§ EXERCISE GOAL
Go through the data below. Pull out every line that has the word "Issued".

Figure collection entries
== == ==

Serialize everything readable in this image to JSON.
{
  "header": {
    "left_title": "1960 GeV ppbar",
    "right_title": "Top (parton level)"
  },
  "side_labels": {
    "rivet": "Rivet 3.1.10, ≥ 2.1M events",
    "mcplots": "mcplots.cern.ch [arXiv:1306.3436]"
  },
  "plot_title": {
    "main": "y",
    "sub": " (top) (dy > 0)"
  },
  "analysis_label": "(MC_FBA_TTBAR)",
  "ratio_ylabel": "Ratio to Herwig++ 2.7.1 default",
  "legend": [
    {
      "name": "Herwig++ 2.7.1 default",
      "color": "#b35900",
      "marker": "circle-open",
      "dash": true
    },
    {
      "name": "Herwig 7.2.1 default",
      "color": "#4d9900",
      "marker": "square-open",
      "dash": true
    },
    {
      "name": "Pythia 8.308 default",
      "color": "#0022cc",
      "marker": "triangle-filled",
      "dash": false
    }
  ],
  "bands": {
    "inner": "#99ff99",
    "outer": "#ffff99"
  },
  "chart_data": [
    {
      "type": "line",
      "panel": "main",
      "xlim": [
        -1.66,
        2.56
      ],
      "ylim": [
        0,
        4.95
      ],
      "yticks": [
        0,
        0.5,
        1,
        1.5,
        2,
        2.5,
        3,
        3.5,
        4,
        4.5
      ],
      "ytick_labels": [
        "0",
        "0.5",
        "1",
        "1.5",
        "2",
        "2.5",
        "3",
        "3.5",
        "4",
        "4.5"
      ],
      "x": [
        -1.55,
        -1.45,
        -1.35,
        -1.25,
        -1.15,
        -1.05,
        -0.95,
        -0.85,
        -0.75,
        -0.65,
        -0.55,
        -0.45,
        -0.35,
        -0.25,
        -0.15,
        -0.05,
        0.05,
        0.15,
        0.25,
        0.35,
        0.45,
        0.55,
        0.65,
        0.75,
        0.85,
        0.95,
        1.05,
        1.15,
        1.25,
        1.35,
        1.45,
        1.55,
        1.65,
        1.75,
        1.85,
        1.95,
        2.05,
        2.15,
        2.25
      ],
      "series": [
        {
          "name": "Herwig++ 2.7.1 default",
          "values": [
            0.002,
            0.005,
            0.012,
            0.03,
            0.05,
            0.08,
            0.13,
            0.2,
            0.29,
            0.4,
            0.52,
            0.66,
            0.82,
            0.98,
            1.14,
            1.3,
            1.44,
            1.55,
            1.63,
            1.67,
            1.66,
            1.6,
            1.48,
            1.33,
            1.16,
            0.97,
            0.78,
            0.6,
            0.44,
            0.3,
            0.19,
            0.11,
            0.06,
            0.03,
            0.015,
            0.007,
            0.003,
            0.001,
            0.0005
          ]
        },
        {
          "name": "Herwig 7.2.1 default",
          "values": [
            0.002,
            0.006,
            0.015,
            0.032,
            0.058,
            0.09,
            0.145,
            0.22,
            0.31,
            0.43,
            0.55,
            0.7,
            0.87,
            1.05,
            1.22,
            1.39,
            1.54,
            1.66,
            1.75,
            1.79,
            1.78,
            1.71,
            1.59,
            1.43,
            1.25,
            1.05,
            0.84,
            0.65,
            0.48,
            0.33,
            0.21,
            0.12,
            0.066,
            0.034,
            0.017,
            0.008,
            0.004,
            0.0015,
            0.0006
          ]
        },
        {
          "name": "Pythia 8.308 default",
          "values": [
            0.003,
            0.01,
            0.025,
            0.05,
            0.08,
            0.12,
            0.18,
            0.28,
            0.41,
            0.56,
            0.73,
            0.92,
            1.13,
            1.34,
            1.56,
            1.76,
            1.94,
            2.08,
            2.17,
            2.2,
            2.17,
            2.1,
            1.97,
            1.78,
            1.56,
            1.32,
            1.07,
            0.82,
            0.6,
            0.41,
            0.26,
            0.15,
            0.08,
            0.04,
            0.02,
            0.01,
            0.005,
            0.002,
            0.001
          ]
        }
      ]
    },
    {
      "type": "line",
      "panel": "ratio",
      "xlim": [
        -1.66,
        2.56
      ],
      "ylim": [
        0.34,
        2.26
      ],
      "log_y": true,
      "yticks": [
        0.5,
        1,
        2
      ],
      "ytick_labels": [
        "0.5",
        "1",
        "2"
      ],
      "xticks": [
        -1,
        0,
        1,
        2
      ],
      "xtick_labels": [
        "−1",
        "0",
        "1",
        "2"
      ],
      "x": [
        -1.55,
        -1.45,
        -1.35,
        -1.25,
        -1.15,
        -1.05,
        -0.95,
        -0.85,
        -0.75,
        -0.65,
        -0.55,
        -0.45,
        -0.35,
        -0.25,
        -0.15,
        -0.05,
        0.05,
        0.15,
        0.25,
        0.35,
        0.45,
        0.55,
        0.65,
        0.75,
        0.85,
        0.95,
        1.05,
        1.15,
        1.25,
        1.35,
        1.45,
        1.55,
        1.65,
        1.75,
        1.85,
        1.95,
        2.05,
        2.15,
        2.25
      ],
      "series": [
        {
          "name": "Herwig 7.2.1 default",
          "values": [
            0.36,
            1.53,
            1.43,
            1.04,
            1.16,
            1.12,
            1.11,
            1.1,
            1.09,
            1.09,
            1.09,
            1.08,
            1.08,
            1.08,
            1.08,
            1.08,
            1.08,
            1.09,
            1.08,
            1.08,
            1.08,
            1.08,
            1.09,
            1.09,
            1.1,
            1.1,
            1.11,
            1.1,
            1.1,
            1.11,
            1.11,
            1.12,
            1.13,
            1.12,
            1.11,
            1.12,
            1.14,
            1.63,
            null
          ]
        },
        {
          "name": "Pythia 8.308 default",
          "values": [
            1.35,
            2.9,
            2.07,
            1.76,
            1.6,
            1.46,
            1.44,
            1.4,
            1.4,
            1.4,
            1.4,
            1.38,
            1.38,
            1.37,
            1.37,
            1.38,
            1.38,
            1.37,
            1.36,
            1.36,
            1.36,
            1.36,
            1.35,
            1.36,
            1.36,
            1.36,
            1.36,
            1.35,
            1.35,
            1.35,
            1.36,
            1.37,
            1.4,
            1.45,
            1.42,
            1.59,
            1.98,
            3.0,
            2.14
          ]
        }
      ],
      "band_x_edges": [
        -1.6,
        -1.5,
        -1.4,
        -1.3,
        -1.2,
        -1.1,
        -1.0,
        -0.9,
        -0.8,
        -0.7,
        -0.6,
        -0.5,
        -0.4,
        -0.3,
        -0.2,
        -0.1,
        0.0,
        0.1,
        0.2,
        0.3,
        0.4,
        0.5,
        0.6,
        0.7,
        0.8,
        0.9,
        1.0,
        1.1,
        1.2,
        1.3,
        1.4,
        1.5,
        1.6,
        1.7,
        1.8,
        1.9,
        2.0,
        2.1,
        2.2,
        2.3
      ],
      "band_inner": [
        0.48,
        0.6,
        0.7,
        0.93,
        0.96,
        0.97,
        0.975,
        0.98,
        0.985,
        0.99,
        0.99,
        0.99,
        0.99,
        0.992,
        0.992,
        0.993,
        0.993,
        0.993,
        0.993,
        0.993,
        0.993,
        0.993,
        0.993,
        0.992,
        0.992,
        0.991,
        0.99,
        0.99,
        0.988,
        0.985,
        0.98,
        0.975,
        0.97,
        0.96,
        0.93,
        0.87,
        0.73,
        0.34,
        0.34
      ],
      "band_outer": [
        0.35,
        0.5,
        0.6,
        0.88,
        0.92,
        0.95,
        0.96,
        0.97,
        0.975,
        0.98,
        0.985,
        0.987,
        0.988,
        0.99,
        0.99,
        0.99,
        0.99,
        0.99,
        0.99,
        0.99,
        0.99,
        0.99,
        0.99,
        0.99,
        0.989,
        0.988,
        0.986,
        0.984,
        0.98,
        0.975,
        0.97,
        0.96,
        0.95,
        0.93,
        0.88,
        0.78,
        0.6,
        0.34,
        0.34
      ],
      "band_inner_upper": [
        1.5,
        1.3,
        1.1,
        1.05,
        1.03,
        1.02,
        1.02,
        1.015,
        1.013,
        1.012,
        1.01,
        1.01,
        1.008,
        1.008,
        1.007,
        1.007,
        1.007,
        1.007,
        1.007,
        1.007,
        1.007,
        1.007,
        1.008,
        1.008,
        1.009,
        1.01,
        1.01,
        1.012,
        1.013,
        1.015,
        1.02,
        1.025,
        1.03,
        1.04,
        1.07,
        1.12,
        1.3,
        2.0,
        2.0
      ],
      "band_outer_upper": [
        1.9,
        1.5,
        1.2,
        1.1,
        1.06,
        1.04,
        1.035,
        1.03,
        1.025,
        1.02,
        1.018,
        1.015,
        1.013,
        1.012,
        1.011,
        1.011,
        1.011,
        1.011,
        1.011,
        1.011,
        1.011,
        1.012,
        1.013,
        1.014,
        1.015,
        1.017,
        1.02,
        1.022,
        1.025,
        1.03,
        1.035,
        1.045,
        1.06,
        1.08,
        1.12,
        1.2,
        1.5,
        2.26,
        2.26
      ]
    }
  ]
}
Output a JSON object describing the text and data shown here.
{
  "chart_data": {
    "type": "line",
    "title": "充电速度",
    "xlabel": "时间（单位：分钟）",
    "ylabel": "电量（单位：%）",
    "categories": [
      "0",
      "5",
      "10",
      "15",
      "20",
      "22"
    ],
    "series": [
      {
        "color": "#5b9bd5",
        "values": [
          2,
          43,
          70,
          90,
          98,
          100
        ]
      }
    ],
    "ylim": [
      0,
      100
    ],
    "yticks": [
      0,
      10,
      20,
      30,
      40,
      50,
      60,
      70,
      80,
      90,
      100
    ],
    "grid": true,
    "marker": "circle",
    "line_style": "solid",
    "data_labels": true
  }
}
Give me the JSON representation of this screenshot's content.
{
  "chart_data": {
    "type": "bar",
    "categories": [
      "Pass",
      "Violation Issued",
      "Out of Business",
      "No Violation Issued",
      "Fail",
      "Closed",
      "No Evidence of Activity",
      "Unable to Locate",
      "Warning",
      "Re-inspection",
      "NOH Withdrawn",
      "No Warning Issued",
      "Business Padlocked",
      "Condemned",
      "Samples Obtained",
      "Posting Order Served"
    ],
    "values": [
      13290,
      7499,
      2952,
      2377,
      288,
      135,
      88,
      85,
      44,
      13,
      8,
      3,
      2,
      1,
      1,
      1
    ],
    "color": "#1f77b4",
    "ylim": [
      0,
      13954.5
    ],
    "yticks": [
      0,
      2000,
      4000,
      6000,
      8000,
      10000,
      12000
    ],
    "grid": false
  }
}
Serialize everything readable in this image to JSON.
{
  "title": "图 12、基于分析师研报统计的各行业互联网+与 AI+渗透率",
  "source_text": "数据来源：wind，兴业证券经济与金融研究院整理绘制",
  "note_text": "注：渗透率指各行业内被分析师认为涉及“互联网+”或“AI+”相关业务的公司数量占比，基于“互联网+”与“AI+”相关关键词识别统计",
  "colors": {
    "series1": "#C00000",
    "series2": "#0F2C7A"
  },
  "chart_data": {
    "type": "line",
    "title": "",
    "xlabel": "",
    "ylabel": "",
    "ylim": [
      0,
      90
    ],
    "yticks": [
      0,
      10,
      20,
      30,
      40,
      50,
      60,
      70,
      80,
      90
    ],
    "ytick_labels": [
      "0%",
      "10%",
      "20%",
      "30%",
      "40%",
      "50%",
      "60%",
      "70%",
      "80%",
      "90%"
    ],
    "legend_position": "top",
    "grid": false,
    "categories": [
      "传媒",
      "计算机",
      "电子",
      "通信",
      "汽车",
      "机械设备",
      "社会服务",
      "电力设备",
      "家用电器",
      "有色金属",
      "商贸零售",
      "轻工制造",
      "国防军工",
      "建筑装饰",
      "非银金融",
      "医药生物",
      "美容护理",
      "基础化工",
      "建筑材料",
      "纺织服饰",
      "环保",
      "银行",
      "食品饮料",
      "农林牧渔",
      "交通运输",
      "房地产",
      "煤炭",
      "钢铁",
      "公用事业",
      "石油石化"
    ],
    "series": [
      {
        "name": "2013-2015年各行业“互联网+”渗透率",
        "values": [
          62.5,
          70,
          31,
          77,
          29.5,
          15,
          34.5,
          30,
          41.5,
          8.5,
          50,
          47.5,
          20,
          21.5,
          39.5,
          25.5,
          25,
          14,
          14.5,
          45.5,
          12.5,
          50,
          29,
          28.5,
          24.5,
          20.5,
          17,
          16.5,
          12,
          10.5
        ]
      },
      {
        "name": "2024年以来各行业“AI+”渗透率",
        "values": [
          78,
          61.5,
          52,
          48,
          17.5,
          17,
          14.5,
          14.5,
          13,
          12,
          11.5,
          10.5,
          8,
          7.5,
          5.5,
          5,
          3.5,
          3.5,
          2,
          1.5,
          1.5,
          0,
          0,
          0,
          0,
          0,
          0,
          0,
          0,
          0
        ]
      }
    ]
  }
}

== == ==

§ COMPLETED EXERCISE
      "Violation Issued",
      "No Violation Issued",
      "No Warning Issued",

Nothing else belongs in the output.